# [Texte source]
+++

Le poète et essayiste Luis Alposta, dont j’ai déjà eu l’occasion de vous parler dans les colonnes de ce blog (lien avec les autres articles le concernant), rend ce mois-ci hommage à la chanteuse et compositrice Rosita Quiroga, qu’il a bien connue à l'occasion de l'anniversaire de sa naissance. Elle était née le 15 janvier 1896 (même si certaines sources avancent la date, fausse, du 16 janvier 1901) dans le quartier de La Boca et elle est décédée le 16 octobre 1984, dans le centre portègne, dans sa maison de la Avenida Callao.
Parmi les trésors qu’il conserve chez lui (et dans la mémoire de son ordinateur qui est une véritable caverne d’Ali Baba), Luis a gardé la dernière photo de Rosita Quiroga, prise le 15 octobre 1984, la veille de sa mort. On y voit une dame d’un âge certain (elle avait donc déjà 88 ans) tout sourire, débordante de vie, étonnamment jeune et fraîche pour le nombre d’années inscrit au compteur de l’Etat-Civil. La photo ci-dessus a été prise quelques mois auparavant, pas beaucoup plus tôt et vous avez vu l’allure qu’elle a ! Et ce sourire !

+++

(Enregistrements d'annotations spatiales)
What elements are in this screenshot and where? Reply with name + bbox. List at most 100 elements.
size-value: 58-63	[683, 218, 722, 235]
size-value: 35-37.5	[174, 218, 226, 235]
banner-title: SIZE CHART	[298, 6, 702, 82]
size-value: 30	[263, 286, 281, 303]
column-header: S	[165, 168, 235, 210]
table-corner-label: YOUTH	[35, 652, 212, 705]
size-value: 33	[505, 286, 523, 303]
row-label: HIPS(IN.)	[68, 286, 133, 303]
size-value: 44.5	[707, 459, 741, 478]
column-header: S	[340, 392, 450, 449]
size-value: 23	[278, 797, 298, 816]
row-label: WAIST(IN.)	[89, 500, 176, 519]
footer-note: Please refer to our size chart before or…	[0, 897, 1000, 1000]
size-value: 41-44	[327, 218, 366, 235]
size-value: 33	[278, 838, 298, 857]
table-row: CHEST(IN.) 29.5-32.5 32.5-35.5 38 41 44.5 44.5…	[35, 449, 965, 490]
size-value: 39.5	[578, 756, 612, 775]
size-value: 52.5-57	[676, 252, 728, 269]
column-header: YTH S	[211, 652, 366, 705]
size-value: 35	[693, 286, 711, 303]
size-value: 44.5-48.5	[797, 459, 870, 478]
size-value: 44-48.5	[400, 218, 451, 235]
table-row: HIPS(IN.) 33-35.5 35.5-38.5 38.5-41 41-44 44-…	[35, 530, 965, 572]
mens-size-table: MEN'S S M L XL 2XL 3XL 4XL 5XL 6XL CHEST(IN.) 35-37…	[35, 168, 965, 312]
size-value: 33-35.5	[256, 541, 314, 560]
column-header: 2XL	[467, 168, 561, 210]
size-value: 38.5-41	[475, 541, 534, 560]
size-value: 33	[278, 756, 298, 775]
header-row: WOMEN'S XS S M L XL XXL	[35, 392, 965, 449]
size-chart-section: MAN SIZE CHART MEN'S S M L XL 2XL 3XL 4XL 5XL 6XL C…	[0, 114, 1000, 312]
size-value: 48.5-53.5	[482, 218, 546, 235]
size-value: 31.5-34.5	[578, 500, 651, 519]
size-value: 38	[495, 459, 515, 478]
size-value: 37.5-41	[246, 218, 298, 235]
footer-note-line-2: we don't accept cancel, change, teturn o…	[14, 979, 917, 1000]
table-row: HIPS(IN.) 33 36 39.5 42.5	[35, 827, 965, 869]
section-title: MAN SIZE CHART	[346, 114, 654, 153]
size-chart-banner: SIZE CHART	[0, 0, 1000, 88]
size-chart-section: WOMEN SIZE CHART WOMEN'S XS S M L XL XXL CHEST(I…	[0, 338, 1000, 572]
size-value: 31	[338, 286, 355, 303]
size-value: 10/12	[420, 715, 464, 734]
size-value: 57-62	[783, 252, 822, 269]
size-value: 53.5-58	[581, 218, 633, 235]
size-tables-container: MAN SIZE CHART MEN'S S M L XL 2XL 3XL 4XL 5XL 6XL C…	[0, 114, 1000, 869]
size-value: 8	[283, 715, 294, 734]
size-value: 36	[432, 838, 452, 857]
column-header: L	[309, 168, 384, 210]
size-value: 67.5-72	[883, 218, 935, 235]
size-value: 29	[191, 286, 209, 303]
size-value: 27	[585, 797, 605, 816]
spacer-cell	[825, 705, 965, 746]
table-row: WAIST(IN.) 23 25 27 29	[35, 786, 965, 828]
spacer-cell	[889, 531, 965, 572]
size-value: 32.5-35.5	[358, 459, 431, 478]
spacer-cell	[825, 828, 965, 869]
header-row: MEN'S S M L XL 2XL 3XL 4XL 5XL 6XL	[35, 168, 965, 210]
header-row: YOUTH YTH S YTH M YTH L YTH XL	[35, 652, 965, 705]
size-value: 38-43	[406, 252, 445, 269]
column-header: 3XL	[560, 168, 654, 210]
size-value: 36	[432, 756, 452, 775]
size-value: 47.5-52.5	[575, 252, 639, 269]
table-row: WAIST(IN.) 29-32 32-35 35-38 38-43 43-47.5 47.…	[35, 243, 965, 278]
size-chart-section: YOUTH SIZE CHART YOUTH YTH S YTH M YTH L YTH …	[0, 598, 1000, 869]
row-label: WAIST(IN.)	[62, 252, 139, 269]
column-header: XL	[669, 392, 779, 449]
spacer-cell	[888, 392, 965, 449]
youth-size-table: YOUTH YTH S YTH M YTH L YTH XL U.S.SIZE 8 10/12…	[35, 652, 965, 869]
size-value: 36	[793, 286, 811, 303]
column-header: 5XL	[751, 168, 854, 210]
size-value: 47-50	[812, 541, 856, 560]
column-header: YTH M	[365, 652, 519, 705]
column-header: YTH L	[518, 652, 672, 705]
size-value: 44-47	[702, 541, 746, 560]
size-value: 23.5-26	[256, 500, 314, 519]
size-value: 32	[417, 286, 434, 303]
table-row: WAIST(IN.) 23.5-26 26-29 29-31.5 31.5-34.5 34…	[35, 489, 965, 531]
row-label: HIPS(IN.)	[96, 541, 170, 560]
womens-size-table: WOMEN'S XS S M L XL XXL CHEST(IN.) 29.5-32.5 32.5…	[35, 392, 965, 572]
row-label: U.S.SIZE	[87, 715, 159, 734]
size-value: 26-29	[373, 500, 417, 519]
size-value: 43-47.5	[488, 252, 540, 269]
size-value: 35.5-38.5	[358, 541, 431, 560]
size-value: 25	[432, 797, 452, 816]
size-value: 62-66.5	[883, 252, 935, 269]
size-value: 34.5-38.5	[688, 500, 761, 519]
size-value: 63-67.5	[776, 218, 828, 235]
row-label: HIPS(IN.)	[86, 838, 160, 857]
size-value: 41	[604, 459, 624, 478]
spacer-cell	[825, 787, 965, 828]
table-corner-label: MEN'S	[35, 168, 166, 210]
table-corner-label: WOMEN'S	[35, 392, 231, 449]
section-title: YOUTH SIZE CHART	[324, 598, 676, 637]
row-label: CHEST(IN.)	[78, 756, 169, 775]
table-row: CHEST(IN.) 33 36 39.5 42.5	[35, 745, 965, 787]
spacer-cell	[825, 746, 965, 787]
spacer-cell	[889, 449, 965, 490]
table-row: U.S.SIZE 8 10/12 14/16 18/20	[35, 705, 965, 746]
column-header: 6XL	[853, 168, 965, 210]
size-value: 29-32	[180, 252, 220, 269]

+++

# [Tâches à effectuer]
[A] Dans le texte sur Rosita Quiroga, à quelle date a été prise sa dernière photo ?
[B] Reprenez le texte sur Rosita Quiroga après sa dernière phrase et poursuivez-le.

# [Réponses aux tâches]
[A] Le 15 octobre 1984, la veille de sa mort.

[B]
Le nom de Rosita Quiroga, contrairement à ceux de Libertad Lamarque, Tita Merello et Ada Falcón, trois grandes chanteuses de la même génération qui firent d’assez longues carrières, n’a guère atteint nos rivages. On ne trouve (et c’est bien regrettable) aucun disque d’elle dans les bacs de nos grandes surfaces du disque. Pourtant elle fut l’une des interprètes féminines majeure du tango faubourien et canyengue, pleine de la gouaille de cette Buenos Aires du peuple, à l’égal de Tita Merello. Elle fut l’amie des poètes Celedonio Flores (1896-1947) et Enrique Cadícamo (1900-1999). Elle fut l’une des premières chanteuses à graver des disques et ce dès le début des années 20. Elle fut la première artiste de tango argentin à se produire au Japon, très tôt, après que le Baron Megata fut rentré de Paris en 1926 à Tokyo, ses valises pleines de disques de tangos de Manuel Pizarro (enregistrés dans la capitale française !) (1)
Pour elle (et avec elle puisque la musique est d’elle), Luis a écrit, le 10 juin 1984 (2), une milonga dans un style très simple, sans jeu de mot, qui coule comme un discours de remerciement lorsqu’on porte spontanément un toast à un ami cher. Dans Campaneando mi pasado (en zieutant mon passé), à quelques mois de sa mort qui sera soudaine, la jeune vieille dame porte en effet un toast à la vie. Vous pouvez l’écouter la chanter dans un enregistrement que Luis n’hésite jamais à partager et où elle l’interprète en direct à la télévision, quelques semaines tout juste avant sa disparition. Il vous suffit pour cela de cliquer sur ce lien, qui vous conduit directement à cet hommage en audio, disponible sur Buena Noticia, journal et radio généraliste sur Internet animée par le journaliste Marcelo Villegas (et lui aussi, il a un de ses sourires !).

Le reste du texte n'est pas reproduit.